They deposited the rsETH into Aave, DeFi's largest lending protocol, as collateral. Against that collateral, they borrowed approximately $190 million in real ETH — a liquid asset they could move freely without affecting rsETH's price. Aave had accepted rsETH as a legitimate collateral asset. The protocol had no mechanism, in that moment, to know the rsETH was stolen or that the bridge backing it had been compromised. It followed its own rules.
This left Aave holding collateral that was effectively unbacked. When the exploit became known, the implications for Aave were immediate.
How the damage spread
Within hours of the exploit becoming public, Aave's risk teams froze rsETH markets. The freeze was protective — stopping new borrowing against rsETH collateral and preventing additional exposure — but it also meant users with existing rsETH positions could not fully manage them. SparkLend and Fluid followed with their own freezes. Lido announced a pause on deposits and withdrawals for its EarnETH vault, which held approximately $21.6 million in leveraged rsETH positions on Aave. Lido's governance token LDO fell 19% on the day of the announcement.

-.-.-

What the exercise asks: According to the passage on the rsETH exploit, roughly how much real ETH was borrowed against the rsETH deposited in Aave? These lines have no connection to the passage.

-.-.-

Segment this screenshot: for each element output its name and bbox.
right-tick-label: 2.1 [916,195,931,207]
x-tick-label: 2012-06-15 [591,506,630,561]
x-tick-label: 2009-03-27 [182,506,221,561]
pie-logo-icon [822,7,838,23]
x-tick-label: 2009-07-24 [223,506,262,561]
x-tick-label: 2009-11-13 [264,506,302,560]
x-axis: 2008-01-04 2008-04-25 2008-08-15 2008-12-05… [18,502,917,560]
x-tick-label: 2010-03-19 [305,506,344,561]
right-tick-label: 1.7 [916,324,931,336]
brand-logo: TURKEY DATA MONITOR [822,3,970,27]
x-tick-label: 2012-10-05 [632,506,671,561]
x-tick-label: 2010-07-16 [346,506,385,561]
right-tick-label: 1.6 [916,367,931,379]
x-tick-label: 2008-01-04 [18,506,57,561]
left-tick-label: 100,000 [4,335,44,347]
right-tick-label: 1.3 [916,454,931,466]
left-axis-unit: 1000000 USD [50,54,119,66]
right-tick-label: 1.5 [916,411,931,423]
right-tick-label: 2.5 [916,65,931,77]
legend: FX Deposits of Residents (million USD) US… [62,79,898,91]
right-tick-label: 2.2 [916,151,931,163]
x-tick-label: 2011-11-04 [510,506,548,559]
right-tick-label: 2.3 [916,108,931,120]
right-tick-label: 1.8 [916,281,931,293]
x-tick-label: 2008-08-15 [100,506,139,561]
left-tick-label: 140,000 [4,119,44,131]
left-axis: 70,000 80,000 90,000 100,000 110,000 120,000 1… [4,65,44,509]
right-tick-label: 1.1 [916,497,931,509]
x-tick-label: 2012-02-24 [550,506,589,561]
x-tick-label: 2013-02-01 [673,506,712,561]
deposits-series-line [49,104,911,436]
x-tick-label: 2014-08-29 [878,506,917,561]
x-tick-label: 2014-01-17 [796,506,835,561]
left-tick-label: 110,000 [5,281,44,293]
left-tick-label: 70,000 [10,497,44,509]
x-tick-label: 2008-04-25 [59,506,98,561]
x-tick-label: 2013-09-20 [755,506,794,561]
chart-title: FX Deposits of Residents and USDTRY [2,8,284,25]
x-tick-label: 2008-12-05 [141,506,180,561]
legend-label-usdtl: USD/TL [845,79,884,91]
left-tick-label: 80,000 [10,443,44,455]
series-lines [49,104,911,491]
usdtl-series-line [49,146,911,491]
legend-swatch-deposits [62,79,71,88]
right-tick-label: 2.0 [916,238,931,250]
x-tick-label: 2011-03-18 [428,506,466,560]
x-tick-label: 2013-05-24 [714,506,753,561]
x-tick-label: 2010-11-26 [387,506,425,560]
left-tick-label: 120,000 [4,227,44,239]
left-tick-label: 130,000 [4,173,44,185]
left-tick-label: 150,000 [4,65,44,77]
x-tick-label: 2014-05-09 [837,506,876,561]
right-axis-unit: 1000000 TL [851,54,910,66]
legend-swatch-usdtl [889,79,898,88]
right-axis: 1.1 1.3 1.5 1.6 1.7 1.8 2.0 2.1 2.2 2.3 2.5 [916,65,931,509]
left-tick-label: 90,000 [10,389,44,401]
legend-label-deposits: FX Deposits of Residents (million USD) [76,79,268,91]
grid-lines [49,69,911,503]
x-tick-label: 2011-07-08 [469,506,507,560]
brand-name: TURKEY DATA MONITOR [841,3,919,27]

-.-.-

Reply to the task: Approximately $190 million.